* Start Extracted material *

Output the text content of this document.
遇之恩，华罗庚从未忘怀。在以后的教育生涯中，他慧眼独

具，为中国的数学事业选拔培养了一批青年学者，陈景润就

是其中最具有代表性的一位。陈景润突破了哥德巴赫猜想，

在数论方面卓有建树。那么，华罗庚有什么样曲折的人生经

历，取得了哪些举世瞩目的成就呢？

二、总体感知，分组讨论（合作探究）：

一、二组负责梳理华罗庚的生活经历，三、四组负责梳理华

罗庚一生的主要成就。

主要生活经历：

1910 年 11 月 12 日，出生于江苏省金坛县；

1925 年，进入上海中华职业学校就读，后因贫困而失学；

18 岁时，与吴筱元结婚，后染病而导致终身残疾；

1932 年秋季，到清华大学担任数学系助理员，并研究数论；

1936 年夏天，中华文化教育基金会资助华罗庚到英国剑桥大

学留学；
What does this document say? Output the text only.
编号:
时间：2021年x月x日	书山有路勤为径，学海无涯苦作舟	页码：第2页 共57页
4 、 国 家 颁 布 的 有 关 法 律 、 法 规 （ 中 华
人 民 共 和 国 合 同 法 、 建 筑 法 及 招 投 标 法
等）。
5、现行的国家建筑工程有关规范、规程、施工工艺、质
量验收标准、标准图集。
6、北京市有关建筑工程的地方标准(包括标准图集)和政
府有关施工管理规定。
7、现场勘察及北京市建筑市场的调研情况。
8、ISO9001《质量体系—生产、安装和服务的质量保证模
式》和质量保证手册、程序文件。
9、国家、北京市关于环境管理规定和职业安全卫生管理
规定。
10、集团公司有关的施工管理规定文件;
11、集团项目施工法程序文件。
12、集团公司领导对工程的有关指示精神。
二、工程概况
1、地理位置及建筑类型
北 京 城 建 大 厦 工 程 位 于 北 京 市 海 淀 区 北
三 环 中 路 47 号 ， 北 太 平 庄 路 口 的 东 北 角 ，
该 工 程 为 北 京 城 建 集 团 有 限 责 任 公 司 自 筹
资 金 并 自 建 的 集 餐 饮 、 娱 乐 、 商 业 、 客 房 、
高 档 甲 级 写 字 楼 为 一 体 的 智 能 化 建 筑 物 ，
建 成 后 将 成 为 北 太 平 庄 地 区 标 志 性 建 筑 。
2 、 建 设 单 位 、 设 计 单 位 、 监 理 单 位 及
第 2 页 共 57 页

* End Extracted material *

▸ Task objective
Every entry should be output exactly as written, please.

▸ Solution
Output the text content of this document.
遇之恩，华罗庚从未忘怀。在以后的教育生涯中，他慧眼独

具，为中国的数学事业选拔培养了一批青年学者，陈景润就

是其中最具有代表性的一位。陈景润突破了哥德巴赫猜想，

在数论方面卓有建树。那么，华罗庚有什么样曲折的人生经

历，取得了哪些举世瞩目的成就呢？

二、总体感知，分组讨论（合作探究）：

一、二组负责梳理华罗庚的生活经历，三、四组负责梳理华

罗庚一生的主要成就。

主要生活经历：

1910 年 11 月 12 日，出生于江苏省金坛县；

1925 年，进入上海中华职业学校就读，后因贫困而失学；

18 岁时，与吴筱元结婚，后染病而导致终身残疾；

1932 年秋季，到清华大学担任数学系助理员，并研究数论；

1936 年夏天，中华文化教育基金会资助华罗庚到英国剑桥大

学留学；
What does this document say? Output the text only.
编号:
时间：2021年x月x日	书山有路勤为径，学海无涯苦作舟	页码：第2页 共57页
4 、 国 家 颁 布 的 有 关 法 律 、 法 规 （ 中 华
人 民 共 和 国 合 同 法 、 建 筑 法 及 招 投 标 法
等）。
5、现行的国家建筑工程有关规范、规程、施工工艺、质
量验收标准、标准图集。
6、北京市有关建筑工程的地方标准(包括标准图集)和政
府有关施工管理规定。
7、现场勘察及北京市建筑市场的调研情况。
8、ISO9001《质量体系—生产、安装和服务的质量保证模
式》和质量保证手册、程序文件。
9、国家、北京市关于环境管理规定和职业安全卫生管理
规定。
10、集团公司有关的施工管理规定文件;
11、集团项目施工法程序文件。
12、集团公司领导对工程的有关指示精神。
二、工程概况
1、地理位置及建筑类型
北 京 城 建 大 厦 工 程 位 于 北 京 市 海 淀 区 北
三 环 中 路 47 号 ， 北 太 平 庄 路 口 的 东 北 角 ，
该 工 程 为 北 京 城 建 集 团 有 限 责 任 公 司 自 筹
资 金 并 自 建 的 集 餐 饮 、 娱 乐 、 商 业 、 客 房 、
高 档 甲 级 写 字 楼 为 一 体 的 智 能 化 建 筑 物 ，
建 成 后 将 成 为 北 太 平 庄 地 区 标 志 性 建 筑 。
2 、 建 设 单 位 、 设 计 单 位 、 监 理 单 位 及
第 2 页 共 57 页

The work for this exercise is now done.